━━━━━ Records for the task ━━━━━
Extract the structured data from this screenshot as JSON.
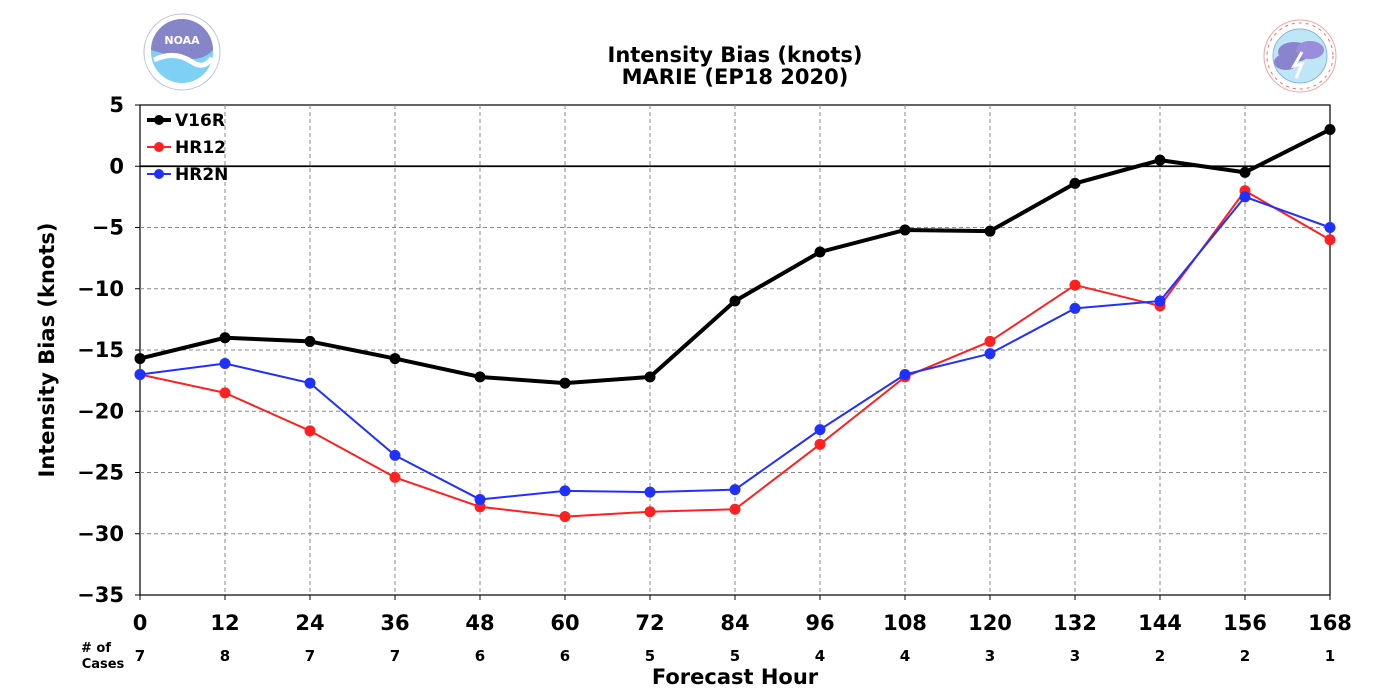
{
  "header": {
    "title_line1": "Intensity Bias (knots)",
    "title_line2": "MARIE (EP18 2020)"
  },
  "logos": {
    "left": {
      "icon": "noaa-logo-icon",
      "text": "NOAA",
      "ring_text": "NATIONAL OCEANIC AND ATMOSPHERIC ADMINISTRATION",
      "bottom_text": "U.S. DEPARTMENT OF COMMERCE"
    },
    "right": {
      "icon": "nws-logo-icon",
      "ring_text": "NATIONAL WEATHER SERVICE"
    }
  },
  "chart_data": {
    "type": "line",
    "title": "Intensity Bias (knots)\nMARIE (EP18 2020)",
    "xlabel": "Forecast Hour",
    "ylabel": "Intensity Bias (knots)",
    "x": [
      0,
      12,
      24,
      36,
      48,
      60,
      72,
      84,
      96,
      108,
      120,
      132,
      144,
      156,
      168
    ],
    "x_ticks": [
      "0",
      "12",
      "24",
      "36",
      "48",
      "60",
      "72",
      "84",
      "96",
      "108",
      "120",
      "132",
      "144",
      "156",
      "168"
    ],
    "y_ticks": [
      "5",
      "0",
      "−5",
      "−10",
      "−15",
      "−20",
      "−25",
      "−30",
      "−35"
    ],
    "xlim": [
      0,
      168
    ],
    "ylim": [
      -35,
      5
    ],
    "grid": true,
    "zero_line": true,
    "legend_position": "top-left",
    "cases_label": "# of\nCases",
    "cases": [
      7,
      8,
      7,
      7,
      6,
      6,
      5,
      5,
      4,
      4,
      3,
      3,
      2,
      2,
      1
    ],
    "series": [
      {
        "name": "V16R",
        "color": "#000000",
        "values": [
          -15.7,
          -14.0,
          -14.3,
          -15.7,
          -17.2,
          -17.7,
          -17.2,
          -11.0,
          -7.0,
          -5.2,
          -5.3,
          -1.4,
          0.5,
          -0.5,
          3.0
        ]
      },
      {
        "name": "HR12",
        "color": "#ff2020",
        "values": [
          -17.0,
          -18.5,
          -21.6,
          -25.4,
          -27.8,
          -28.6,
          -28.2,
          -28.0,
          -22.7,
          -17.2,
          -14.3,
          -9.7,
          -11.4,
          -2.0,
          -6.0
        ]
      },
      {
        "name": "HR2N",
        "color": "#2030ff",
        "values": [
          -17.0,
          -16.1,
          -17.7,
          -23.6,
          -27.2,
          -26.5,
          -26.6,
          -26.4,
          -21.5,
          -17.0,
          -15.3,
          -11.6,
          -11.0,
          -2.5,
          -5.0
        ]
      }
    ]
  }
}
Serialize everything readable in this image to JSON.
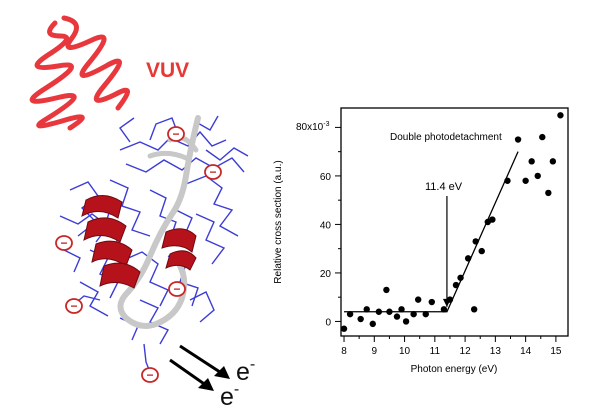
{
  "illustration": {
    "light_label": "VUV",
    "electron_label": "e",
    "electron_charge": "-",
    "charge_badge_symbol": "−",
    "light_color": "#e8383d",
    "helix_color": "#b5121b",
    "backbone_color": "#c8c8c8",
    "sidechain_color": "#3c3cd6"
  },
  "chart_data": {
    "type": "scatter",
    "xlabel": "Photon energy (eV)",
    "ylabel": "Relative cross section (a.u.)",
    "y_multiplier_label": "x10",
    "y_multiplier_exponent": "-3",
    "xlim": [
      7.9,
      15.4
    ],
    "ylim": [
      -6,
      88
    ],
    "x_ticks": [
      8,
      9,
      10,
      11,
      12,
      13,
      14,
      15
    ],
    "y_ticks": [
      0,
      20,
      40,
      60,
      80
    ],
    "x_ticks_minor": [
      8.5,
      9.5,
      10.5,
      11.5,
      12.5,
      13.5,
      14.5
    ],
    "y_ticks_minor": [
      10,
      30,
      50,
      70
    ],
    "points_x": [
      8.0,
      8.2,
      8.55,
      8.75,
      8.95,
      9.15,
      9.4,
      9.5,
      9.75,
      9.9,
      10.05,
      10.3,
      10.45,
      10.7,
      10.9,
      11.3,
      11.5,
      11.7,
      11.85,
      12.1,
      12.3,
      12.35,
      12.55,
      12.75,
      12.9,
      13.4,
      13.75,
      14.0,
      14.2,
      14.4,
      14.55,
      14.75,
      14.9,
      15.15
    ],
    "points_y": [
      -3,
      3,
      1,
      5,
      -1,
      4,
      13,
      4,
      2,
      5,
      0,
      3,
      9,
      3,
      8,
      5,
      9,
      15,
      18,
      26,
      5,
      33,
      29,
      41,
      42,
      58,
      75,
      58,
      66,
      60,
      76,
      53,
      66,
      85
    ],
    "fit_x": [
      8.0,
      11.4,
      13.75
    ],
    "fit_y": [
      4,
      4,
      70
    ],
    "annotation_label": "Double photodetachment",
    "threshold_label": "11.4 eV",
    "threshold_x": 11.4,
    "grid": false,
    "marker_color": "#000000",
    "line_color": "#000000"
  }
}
━━━━━
# [What this task involves]
Find the word "Bias" in the entries, and copy every line it shows up in.

# [Written answer]
    "title_line1": "Intensity Bias (knots)",
    "title": "Intensity Bias (knots)\nMARIE (EP18 2020)",
    "ylabel": "Intensity Bias (knots)",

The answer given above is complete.